# Start of Extracted records

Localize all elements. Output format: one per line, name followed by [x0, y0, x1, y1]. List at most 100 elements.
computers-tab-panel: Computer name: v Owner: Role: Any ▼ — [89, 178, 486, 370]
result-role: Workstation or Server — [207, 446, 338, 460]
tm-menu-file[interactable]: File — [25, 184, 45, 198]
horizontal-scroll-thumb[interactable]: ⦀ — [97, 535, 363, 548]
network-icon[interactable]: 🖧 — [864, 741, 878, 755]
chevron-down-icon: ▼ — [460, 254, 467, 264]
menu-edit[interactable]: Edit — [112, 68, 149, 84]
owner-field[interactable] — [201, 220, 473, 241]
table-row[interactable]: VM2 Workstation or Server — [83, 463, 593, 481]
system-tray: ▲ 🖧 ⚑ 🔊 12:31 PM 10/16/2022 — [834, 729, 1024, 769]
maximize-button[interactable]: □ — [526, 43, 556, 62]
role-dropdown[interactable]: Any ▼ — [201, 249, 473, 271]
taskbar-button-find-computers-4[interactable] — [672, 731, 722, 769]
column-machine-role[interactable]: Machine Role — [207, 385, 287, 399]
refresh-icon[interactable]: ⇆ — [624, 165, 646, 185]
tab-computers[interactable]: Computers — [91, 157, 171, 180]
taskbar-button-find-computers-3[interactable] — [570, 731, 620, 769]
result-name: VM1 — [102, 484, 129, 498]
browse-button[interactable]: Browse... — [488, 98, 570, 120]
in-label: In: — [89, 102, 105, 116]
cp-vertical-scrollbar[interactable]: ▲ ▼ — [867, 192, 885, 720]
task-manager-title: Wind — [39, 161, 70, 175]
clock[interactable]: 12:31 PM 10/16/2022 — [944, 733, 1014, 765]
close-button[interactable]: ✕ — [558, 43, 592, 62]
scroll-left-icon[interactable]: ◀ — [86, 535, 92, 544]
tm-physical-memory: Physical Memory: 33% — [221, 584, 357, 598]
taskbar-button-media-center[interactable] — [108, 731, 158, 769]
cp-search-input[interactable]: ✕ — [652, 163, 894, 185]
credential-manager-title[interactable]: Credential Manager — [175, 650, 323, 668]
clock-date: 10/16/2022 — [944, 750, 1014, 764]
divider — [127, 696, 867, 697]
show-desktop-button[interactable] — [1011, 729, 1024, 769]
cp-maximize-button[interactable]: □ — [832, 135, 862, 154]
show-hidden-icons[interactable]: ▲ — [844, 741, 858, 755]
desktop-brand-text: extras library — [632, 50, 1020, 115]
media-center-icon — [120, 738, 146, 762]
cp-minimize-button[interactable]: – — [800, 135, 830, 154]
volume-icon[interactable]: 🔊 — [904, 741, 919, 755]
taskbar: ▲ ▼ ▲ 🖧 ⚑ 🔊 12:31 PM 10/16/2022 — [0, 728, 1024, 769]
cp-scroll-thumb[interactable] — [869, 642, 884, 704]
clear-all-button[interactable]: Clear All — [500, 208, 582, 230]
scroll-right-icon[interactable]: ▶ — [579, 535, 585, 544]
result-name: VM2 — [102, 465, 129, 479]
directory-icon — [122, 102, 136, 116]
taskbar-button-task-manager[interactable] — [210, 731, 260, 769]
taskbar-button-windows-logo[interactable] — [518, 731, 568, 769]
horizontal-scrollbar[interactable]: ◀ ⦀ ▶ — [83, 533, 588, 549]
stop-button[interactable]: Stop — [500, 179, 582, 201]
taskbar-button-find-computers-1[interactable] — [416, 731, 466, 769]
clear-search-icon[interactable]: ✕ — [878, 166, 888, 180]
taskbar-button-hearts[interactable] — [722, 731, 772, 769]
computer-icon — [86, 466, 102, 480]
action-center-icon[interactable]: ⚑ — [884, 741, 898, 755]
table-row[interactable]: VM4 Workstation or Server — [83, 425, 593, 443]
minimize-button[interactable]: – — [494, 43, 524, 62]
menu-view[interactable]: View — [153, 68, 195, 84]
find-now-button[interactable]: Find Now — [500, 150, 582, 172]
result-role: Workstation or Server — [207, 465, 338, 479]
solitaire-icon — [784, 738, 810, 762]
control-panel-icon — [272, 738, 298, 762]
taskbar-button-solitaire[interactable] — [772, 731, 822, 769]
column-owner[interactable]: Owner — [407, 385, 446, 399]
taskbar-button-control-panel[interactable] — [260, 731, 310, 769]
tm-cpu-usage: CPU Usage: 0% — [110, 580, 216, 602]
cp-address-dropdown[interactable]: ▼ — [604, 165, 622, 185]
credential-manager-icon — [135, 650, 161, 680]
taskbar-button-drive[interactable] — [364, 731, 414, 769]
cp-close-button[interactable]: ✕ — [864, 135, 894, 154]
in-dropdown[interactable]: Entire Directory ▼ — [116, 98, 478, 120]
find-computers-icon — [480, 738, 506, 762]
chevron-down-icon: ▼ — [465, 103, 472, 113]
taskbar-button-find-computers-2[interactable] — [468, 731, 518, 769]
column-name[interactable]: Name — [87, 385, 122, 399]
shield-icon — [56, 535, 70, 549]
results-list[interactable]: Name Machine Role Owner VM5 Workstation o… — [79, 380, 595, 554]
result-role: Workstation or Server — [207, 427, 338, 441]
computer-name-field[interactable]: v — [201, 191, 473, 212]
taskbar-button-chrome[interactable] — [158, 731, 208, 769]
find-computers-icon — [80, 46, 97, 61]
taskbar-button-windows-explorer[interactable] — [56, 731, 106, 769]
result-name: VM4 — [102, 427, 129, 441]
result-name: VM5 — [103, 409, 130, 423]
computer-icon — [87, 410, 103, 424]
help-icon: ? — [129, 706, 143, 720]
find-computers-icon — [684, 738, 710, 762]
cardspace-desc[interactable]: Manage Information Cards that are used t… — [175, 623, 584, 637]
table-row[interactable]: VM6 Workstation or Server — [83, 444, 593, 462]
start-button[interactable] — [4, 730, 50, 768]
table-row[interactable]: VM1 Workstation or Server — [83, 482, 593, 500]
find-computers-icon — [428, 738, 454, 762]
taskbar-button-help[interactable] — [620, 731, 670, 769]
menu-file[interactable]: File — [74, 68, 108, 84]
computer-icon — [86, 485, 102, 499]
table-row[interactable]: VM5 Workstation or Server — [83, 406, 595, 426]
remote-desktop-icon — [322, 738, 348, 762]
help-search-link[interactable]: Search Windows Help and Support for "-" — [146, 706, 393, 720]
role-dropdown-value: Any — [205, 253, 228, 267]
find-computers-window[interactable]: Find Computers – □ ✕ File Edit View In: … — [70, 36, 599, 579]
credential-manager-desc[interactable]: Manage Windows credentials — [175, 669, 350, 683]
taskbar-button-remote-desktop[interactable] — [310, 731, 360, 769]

# End of Extracted records

### Exercise brief
Copy out every line of the data above without changing anything.

### Response to the task
Localize all elements. Output format: one per line, name followed by [x0, y0, x1, y1]. List at most 100 elements.
computers-tab-panel: Computer name: v Owner: Role: Any ▼ — [89, 178, 486, 370]
result-role: Workstation or Server — [207, 446, 338, 460]
tm-menu-file[interactable]: File — [25, 184, 45, 198]
horizontal-scroll-thumb[interactable]: ⦀ — [97, 535, 363, 548]
network-icon[interactable]: 🖧 — [864, 741, 878, 755]
chevron-down-icon: ▼ — [460, 254, 467, 264]
menu-edit[interactable]: Edit — [112, 68, 149, 84]
owner-field[interactable] — [201, 220, 473, 241]
table-row[interactable]: VM2 Workstation or Server — [83, 463, 593, 481]
system-tray: ▲ 🖧 ⚑ 🔊 12:31 PM 10/16/2022 — [834, 729, 1024, 769]
maximize-button[interactable]: □ — [526, 43, 556, 62]
role-dropdown[interactable]: Any ▼ — [201, 249, 473, 271]
taskbar-button-find-computers-4[interactable] — [672, 731, 722, 769]
column-machine-role[interactable]: Machine Role — [207, 385, 287, 399]
refresh-icon[interactable]: ⇆ — [624, 165, 646, 185]
tab-computers[interactable]: Computers — [91, 157, 171, 180]
taskbar-button-find-computers-3[interactable] — [570, 731, 620, 769]
result-name: VM1 — [102, 484, 129, 498]
browse-button[interactable]: Browse... — [488, 98, 570, 120]
in-label: In: — [89, 102, 105, 116]
cp-vertical-scrollbar[interactable]: ▲ ▼ — [867, 192, 885, 720]
task-manager-title: Wind — [39, 161, 70, 175]
clock[interactable]: 12:31 PM 10/16/2022 — [944, 733, 1014, 765]
close-button[interactable]: ✕ — [558, 43, 592, 62]
scroll-left-icon[interactable]: ◀ — [86, 535, 92, 544]
tm-physical-memory: Physical Memory: 33% — [221, 584, 357, 598]
taskbar-button-media-center[interactable] — [108, 731, 158, 769]
cp-search-input[interactable]: ✕ — [652, 163, 894, 185]
credential-manager-title[interactable]: Credential Manager — [175, 650, 323, 668]
clock-date: 10/16/2022 — [944, 750, 1014, 764]
divider — [127, 696, 867, 697]
show-desktop-button[interactable] — [1011, 729, 1024, 769]
cp-maximize-button[interactable]: □ — [832, 135, 862, 154]
show-hidden-icons[interactable]: ▲ — [844, 741, 858, 755]
desktop-brand-text: extras library — [632, 50, 1020, 115]
media-center-icon — [120, 738, 146, 762]
cp-minimize-button[interactable]: – — [800, 135, 830, 154]
volume-icon[interactable]: 🔊 — [904, 741, 919, 755]
taskbar: ▲ ▼ ▲ 🖧 ⚑ 🔊 12:31 PM 10/16/2022 — [0, 728, 1024, 769]
cp-scroll-thumb[interactable] — [869, 642, 884, 704]
clear-all-button[interactable]: Clear All — [500, 208, 582, 230]
scroll-right-icon[interactable]: ▶ — [579, 535, 585, 544]
result-name: VM2 — [102, 465, 129, 479]
directory-icon — [122, 102, 136, 116]
taskbar-button-task-manager[interactable] — [210, 731, 260, 769]
taskbar-button-windows-logo[interactable] — [518, 731, 568, 769]
horizontal-scrollbar[interactable]: ◀ ⦀ ▶ — [83, 533, 588, 549]
stop-button[interactable]: Stop — [500, 179, 582, 201]
taskbar-button-find-computers-1[interactable] — [416, 731, 466, 769]
clear-search-icon[interactable]: ✕ — [878, 166, 888, 180]
taskbar-button-hearts[interactable] — [722, 731, 772, 769]
computer-icon — [86, 466, 102, 480]
action-center-icon[interactable]: ⚑ — [884, 741, 898, 755]
table-row[interactable]: VM4 Workstation or Server — [83, 425, 593, 443]
minimize-button[interactable]: – — [494, 43, 524, 62]
menu-view[interactable]: View — [153, 68, 195, 84]
find-now-button[interactable]: Find Now — [500, 150, 582, 172]
result-role: Workstation or Server — [207, 465, 338, 479]
solitaire-icon — [784, 738, 810, 762]
control-panel-icon — [272, 738, 298, 762]
taskbar-button-solitaire[interactable] — [772, 731, 822, 769]
column-owner[interactable]: Owner — [407, 385, 446, 399]
taskbar-button-control-panel[interactable] — [260, 731, 310, 769]
tm-cpu-usage: CPU Usage: 0% — [110, 580, 216, 602]
cp-address-dropdown[interactable]: ▼ — [604, 165, 622, 185]
credential-manager-icon — [135, 650, 161, 680]
taskbar-button-drive[interactable] — [364, 731, 414, 769]
cp-close-button[interactable]: ✕ — [864, 135, 894, 154]
in-dropdown[interactable]: Entire Directory ▼ — [116, 98, 478, 120]
find-computers-icon — [480, 738, 506, 762]
chevron-down-icon: ▼ — [465, 103, 472, 113]
taskbar-button-find-computers-2[interactable] — [468, 731, 518, 769]
column-name[interactable]: Name — [87, 385, 122, 399]
shield-icon — [56, 535, 70, 549]
results-list[interactable]: Name Machine Role Owner VM5 Workstation o… — [79, 380, 595, 554]
result-role: Workstation or Server — [207, 427, 338, 441]
computer-name-field[interactable]: v — [201, 191, 473, 212]
taskbar-button-chrome[interactable] — [158, 731, 208, 769]
find-computers-icon — [80, 46, 97, 61]
taskbar-button-windows-explorer[interactable] — [56, 731, 106, 769]
result-name: VM4 — [102, 427, 129, 441]
result-name: VM5 — [103, 409, 130, 423]
computer-icon — [87, 410, 103, 424]
help-icon: ? — [129, 706, 143, 720]
find-computers-icon — [684, 738, 710, 762]
cardspace-desc[interactable]: Manage Information Cards that are used t… — [175, 623, 584, 637]
table-row[interactable]: VM6 Workstation or Server — [83, 444, 593, 462]
start-button[interactable] — [4, 730, 50, 768]
table-row[interactable]: VM1 Workstation or Server — [83, 482, 593, 500]
find-computers-icon — [428, 738, 454, 762]
taskbar-button-help[interactable] — [620, 731, 670, 769]
menu-file[interactable]: File — [74, 68, 108, 84]
computer-icon — [86, 485, 102, 499]
table-row[interactable]: VM5 Workstation or Server — [83, 406, 595, 426]
remote-desktop-icon — [322, 738, 348, 762]
help-search-link[interactable]: Search Windows Help and Support for "-" — [146, 706, 393, 720]
role-dropdown-value: Any — [205, 253, 228, 267]
find-computers-window[interactable]: Find Computers – □ ✕ File Edit View In: … — [70, 36, 599, 579]
credential-manager-desc[interactable]: Manage Windows credentials — [175, 669, 350, 683]
taskbar-button-remote-desktop[interactable] — [310, 731, 360, 769]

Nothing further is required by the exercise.